--- DATASET RECORDS ---
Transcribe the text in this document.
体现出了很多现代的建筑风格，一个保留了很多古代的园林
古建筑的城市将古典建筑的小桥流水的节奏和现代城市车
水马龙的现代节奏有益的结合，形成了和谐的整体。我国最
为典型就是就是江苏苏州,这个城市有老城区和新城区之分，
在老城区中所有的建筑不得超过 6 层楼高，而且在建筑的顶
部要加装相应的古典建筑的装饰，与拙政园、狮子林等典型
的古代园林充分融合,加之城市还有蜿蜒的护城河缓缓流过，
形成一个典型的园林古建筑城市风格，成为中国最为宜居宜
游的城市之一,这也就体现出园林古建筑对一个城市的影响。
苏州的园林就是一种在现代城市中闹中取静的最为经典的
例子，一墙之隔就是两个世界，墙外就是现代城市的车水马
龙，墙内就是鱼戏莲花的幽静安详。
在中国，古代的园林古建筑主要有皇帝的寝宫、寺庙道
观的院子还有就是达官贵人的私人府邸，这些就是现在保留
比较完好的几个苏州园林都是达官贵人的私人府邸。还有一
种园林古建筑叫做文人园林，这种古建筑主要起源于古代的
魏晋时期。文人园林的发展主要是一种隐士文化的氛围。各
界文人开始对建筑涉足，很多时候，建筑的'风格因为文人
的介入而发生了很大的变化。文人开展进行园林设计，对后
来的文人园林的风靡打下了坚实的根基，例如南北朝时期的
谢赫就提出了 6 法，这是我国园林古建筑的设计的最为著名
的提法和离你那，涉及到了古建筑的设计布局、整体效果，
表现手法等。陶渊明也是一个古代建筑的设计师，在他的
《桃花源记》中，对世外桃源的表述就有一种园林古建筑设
---
* [WHAT THIS TASK INVOLVES]:
All of the entries above need to be reproduced exactly.

* [EXERCISE RESULT]:
Transcribe the text in this document.
体现出了很多现代的建筑风格，一个保留了很多古代的园林
古建筑的城市将古典建筑的小桥流水的节奏和现代城市车
水马龙的现代节奏有益的结合，形成了和谐的整体。我国最
为典型就是就是江苏苏州,这个城市有老城区和新城区之分，
在老城区中所有的建筑不得超过 6 层楼高，而且在建筑的顶
部要加装相应的古典建筑的装饰，与拙政园、狮子林等典型
的古代园林充分融合,加之城市还有蜿蜒的护城河缓缓流过，
形成一个典型的园林古建筑城市风格，成为中国最为宜居宜
游的城市之一,这也就体现出园林古建筑对一个城市的影响。
苏州的园林就是一种在现代城市中闹中取静的最为经典的
例子，一墙之隔就是两个世界，墙外就是现代城市的车水马
龙，墙内就是鱼戏莲花的幽静安详。
在中国，古代的园林古建筑主要有皇帝的寝宫、寺庙道
观的院子还有就是达官贵人的私人府邸，这些就是现在保留
比较完好的几个苏州园林都是达官贵人的私人府邸。还有一
种园林古建筑叫做文人园林，这种古建筑主要起源于古代的
魏晋时期。文人园林的发展主要是一种隐士文化的氛围。各
界文人开始对建筑涉足，很多时候，建筑的'风格因为文人
的介入而发生了很大的变化。文人开展进行园林设计，对后
来的文人园林的风靡打下了坚实的根基，例如南北朝时期的
谢赫就提出了 6 法，这是我国园林古建筑的设计的最为著名
的提法和离你那，涉及到了古建筑的设计布局、整体效果，
表现手法等。陶渊明也是一个古代建筑的设计师，在他的
《桃花源记》中，对世外桃源的表述就有一种园林古建筑设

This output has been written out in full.